Records follow. Copy every line with "Wind".

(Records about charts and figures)

— BEGIN —

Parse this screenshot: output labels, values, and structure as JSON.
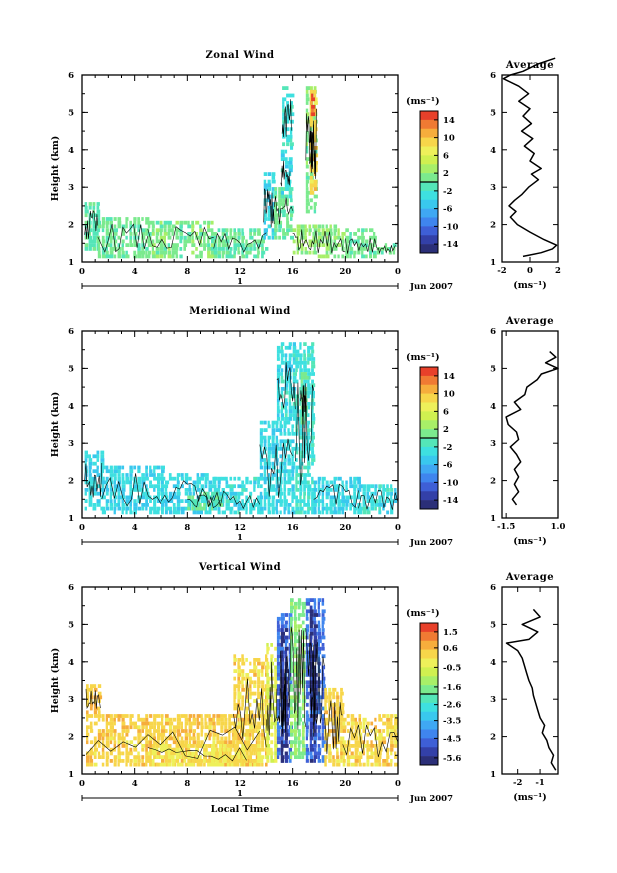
{
  "chart_data": [
    {
      "type": "heatmap",
      "title": "Zonal Wind",
      "ylabel": "Height (km)",
      "xlabel": "",
      "xlim": [
        0,
        24
      ],
      "ylim": [
        1,
        6
      ],
      "x_ticks": [
        "0",
        "4",
        "8",
        "12",
        "16",
        "20",
        "0"
      ],
      "y_ticks": [
        "1",
        "2",
        "3",
        "4",
        "5",
        "6"
      ],
      "day_label": "1",
      "date_label": "Jun 2007",
      "colorbar": {
        "unit": "(ms⁻¹)",
        "range": [
          -16,
          16
        ],
        "ticks": [
          "14",
          "10",
          "6",
          "2",
          "-2",
          "-6",
          "-10",
          "-14"
        ],
        "ticks_values": [
          14,
          10,
          6,
          2,
          -2,
          -6,
          -10,
          -14
        ]
      },
      "regions": [
        {
          "x": [
            0.2,
            1.2
          ],
          "y": [
            1.3,
            2.6
          ],
          "value": -0.5
        },
        {
          "x": [
            1.2,
            5.0
          ],
          "y": [
            1.1,
            2.2
          ],
          "value": 0.5
        },
        {
          "x": [
            5.0,
            10.0
          ],
          "y": [
            1.1,
            2.1
          ],
          "value": 1.0
        },
        {
          "x": [
            10.0,
            14.0
          ],
          "y": [
            1.1,
            1.9
          ],
          "value": 0.0
        },
        {
          "x": [
            13.8,
            14.6
          ],
          "y": [
            1.6,
            3.4
          ],
          "value": -3.5
        },
        {
          "x": [
            14.6,
            16.0
          ],
          "y": [
            1.6,
            3.0
          ],
          "value": 0.5
        },
        {
          "x": [
            15.1,
            15.8
          ],
          "y": [
            2.7,
            4.0
          ],
          "value": -3.0
        },
        {
          "x": [
            16.0,
            17.6
          ],
          "y": [
            1.2,
            2.0
          ],
          "value": 2.5
        },
        {
          "x": [
            17.6,
            20.0
          ],
          "y": [
            1.1,
            2.0
          ],
          "value": 1.5
        },
        {
          "x": [
            20.0,
            22.4
          ],
          "y": [
            1.1,
            1.9
          ],
          "value": 0.5
        },
        {
          "x": [
            22.4,
            23.8
          ],
          "y": [
            1.2,
            1.5
          ],
          "value": 0.5
        },
        {
          "x": [
            15.2,
            15.9
          ],
          "y": [
            4.0,
            5.6
          ],
          "value": -2.5
        },
        {
          "x": [
            17.0,
            17.8
          ],
          "y": [
            2.3,
            5.6
          ],
          "value": 1.0
        },
        {
          "x": [
            17.3,
            17.7
          ],
          "y": [
            2.8,
            5.5
          ],
          "value": 9.0
        },
        {
          "x": [
            17.4,
            17.6
          ],
          "y": [
            4.8,
            5.4
          ],
          "value": 15.0
        }
      ],
      "inset": {
        "title": "Average",
        "xlabel": "(ms⁻¹)",
        "xlim": [
          -2,
          2
        ],
        "ylim": [
          1,
          6
        ],
        "x_ticks": [
          "-2",
          "0",
          "2"
        ],
        "y_ticks": [
          "1",
          "2",
          "3",
          "4",
          "5",
          "6"
        ],
        "profile": {
          "height": [
            1.15,
            1.25,
            1.35,
            1.45,
            1.6,
            1.8,
            2.0,
            2.2,
            2.35,
            2.5,
            2.65,
            2.8,
            3.0,
            3.2,
            3.35,
            3.5,
            3.7,
            3.9,
            4.1,
            4.3,
            4.5,
            4.7,
            4.9,
            5.1,
            5.3,
            5.5,
            5.7,
            5.9,
            6.0,
            6.1,
            6.3,
            6.45
          ],
          "value": [
            -0.5,
            0.8,
            1.6,
            1.9,
            1.0,
            0.0,
            -0.9,
            -1.4,
            -1.0,
            -1.5,
            -1.1,
            -0.6,
            -0.1,
            0.6,
            0.1,
            0.8,
            0.0,
            0.3,
            -0.4,
            0.2,
            -0.6,
            0.1,
            -0.5,
            0.0,
            -0.8,
            -0.1,
            -0.8,
            -1.9,
            -1.4,
            -0.5,
            0.6,
            1.8
          ]
        }
      }
    },
    {
      "type": "heatmap",
      "title": "Meridional Wind",
      "ylabel": "Height (km)",
      "xlabel": "",
      "xlim": [
        0,
        24
      ],
      "ylim": [
        1,
        6
      ],
      "x_ticks": [
        "0",
        "4",
        "8",
        "12",
        "16",
        "20",
        "0"
      ],
      "y_ticks": [
        "1",
        "2",
        "3",
        "4",
        "5",
        "6"
      ],
      "day_label": "1",
      "date_label": "Jun 2007",
      "colorbar": {
        "unit": "(ms⁻¹)",
        "range": [
          -16,
          16
        ],
        "ticks": [
          "14",
          "10",
          "6",
          "2",
          "-2",
          "-6",
          "-10",
          "-14"
        ],
        "ticks_values": [
          14,
          10,
          6,
          2,
          -2,
          -6,
          -10,
          -14
        ]
      },
      "regions": [
        {
          "x": [
            0.2,
            1.5
          ],
          "y": [
            1.2,
            2.8
          ],
          "value": -3.5
        },
        {
          "x": [
            1.5,
            6.0
          ],
          "y": [
            1.1,
            2.4
          ],
          "value": -3.5
        },
        {
          "x": [
            6.0,
            10.0
          ],
          "y": [
            1.1,
            2.2
          ],
          "value": -3.5
        },
        {
          "x": [
            10.0,
            13.5
          ],
          "y": [
            1.1,
            2.1
          ],
          "value": -3.0
        },
        {
          "x": [
            13.5,
            16.0
          ],
          "y": [
            1.1,
            3.6
          ],
          "value": -3.5
        },
        {
          "x": [
            14.8,
            16.2
          ],
          "y": [
            3.6,
            5.6
          ],
          "value": -3.0
        },
        {
          "x": [
            16.2,
            17.6
          ],
          "y": [
            1.1,
            5.6
          ],
          "value": -2.5
        },
        {
          "x": [
            16.6,
            17.0
          ],
          "y": [
            3.5,
            4.8
          ],
          "value": 0.5
        },
        {
          "x": [
            8.0,
            10.5
          ],
          "y": [
            1.2,
            1.7
          ],
          "value": 0.0
        },
        {
          "x": [
            17.6,
            21.0
          ],
          "y": [
            1.1,
            2.1
          ],
          "value": -3.5
        },
        {
          "x": [
            21.0,
            24.0
          ],
          "y": [
            1.1,
            1.9
          ],
          "value": -3.0
        }
      ],
      "inset": {
        "title": "Average",
        "xlabel": "(ms⁻¹)",
        "xlim": [
          -1.7,
          1.0
        ],
        "ylim": [
          1,
          6
        ],
        "x_ticks": [
          "-1.5",
          "1.0"
        ],
        "x_ticks_values": [
          -1.5,
          1.0
        ],
        "y_ticks": [
          "1",
          "2",
          "3",
          "4",
          "5",
          "6"
        ],
        "profile": {
          "height": [
            1.35,
            1.5,
            1.7,
            1.9,
            2.1,
            2.3,
            2.5,
            2.7,
            2.9,
            3.1,
            3.3,
            3.5,
            3.7,
            3.9,
            4.1,
            4.3,
            4.5,
            4.7,
            4.85,
            5.0,
            5.15,
            5.3,
            5.45
          ],
          "value": [
            -1.0,
            -1.2,
            -0.9,
            -1.1,
            -0.9,
            -1.1,
            -0.8,
            -1.0,
            -1.3,
            -0.9,
            -1.0,
            -1.4,
            -1.5,
            -0.8,
            -1.1,
            -0.6,
            -0.5,
            0.0,
            0.2,
            1.0,
            0.4,
            0.9,
            0.6
          ]
        }
      }
    },
    {
      "type": "heatmap",
      "title": "Vertical Wind",
      "ylabel": "Height (km)",
      "xlabel": "Local Time",
      "xlim": [
        0,
        24
      ],
      "ylim": [
        1,
        6
      ],
      "x_ticks": [
        "0",
        "4",
        "8",
        "12",
        "16",
        "20",
        "0"
      ],
      "y_ticks": [
        "1",
        "2",
        "3",
        "4",
        "5",
        "6"
      ],
      "day_label": "1",
      "date_label": "Jun 2007",
      "colorbar": {
        "unit": "(ms⁻¹)",
        "range": [
          -6.0,
          2.0
        ],
        "ticks": [
          "1.5",
          "0.6",
          "-0.5",
          "-1.6",
          "-2.6",
          "-3.5",
          "-4.5",
          "-5.6"
        ],
        "ticks_values": [
          1.5,
          0.6,
          -0.5,
          -1.6,
          -2.6,
          -3.5,
          -4.5,
          -5.6
        ]
      },
      "regions": [
        {
          "x": [
            0.3,
            13.5
          ],
          "y": [
            1.2,
            2.6
          ],
          "value": 0.3
        },
        {
          "x": [
            0.3,
            1.4
          ],
          "y": [
            2.6,
            3.4
          ],
          "value": 0.5
        },
        {
          "x": [
            5.0,
            12.5
          ],
          "y": [
            1.2,
            1.8
          ],
          "value": 0.0
        },
        {
          "x": [
            11.5,
            14.0
          ],
          "y": [
            1.2,
            4.2
          ],
          "value": 0.2
        },
        {
          "x": [
            14.0,
            14.8
          ],
          "y": [
            1.3,
            4.5
          ],
          "value": -0.5
        },
        {
          "x": [
            14.8,
            15.8
          ],
          "y": [
            1.3,
            5.2
          ],
          "value": -4.5
        },
        {
          "x": [
            15.1,
            15.5
          ],
          "y": [
            1.3,
            4.8
          ],
          "value": -5.6
        },
        {
          "x": [
            15.8,
            17.0
          ],
          "y": [
            1.4,
            5.6
          ],
          "value": -1.6
        },
        {
          "x": [
            17.0,
            18.4
          ],
          "y": [
            1.3,
            5.6
          ],
          "value": -4.5
        },
        {
          "x": [
            17.3,
            17.9
          ],
          "y": [
            1.3,
            5.4
          ],
          "value": -5.6
        },
        {
          "x": [
            18.4,
            19.8
          ],
          "y": [
            1.2,
            3.3
          ],
          "value": 0.3
        },
        {
          "x": [
            19.8,
            24.0
          ],
          "y": [
            1.2,
            2.6
          ],
          "value": 0.2
        }
      ],
      "inset": {
        "title": "Average",
        "xlabel": "(ms⁻¹)",
        "xlim": [
          -2.7,
          -0.2
        ],
        "ylim": [
          1,
          6
        ],
        "x_ticks": [
          "-2",
          "-1"
        ],
        "x_ticks_values": [
          -2,
          -1
        ],
        "y_ticks": [
          "1",
          "2",
          "3",
          "4",
          "5",
          "6"
        ],
        "profile": {
          "height": [
            1.1,
            1.3,
            1.5,
            1.7,
            1.9,
            2.1,
            2.3,
            2.5,
            2.7,
            2.9,
            3.1,
            3.3,
            3.5,
            3.7,
            3.9,
            4.1,
            4.3,
            4.5,
            4.6,
            4.8,
            5.0,
            5.2,
            5.4
          ],
          "value": [
            -0.3,
            -0.5,
            -0.4,
            -0.6,
            -0.7,
            -0.9,
            -0.8,
            -1.0,
            -1.1,
            -1.2,
            -1.3,
            -1.35,
            -1.5,
            -1.6,
            -1.7,
            -1.8,
            -2.0,
            -2.5,
            -1.5,
            -1.1,
            -1.8,
            -1.0,
            -1.3
          ]
        }
      }
    }
  ]
}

— END —

**Exercise output:**
      "title": "Zonal Wind",
      "title": "Meridional Wind",
      "title": "Vertical Wind",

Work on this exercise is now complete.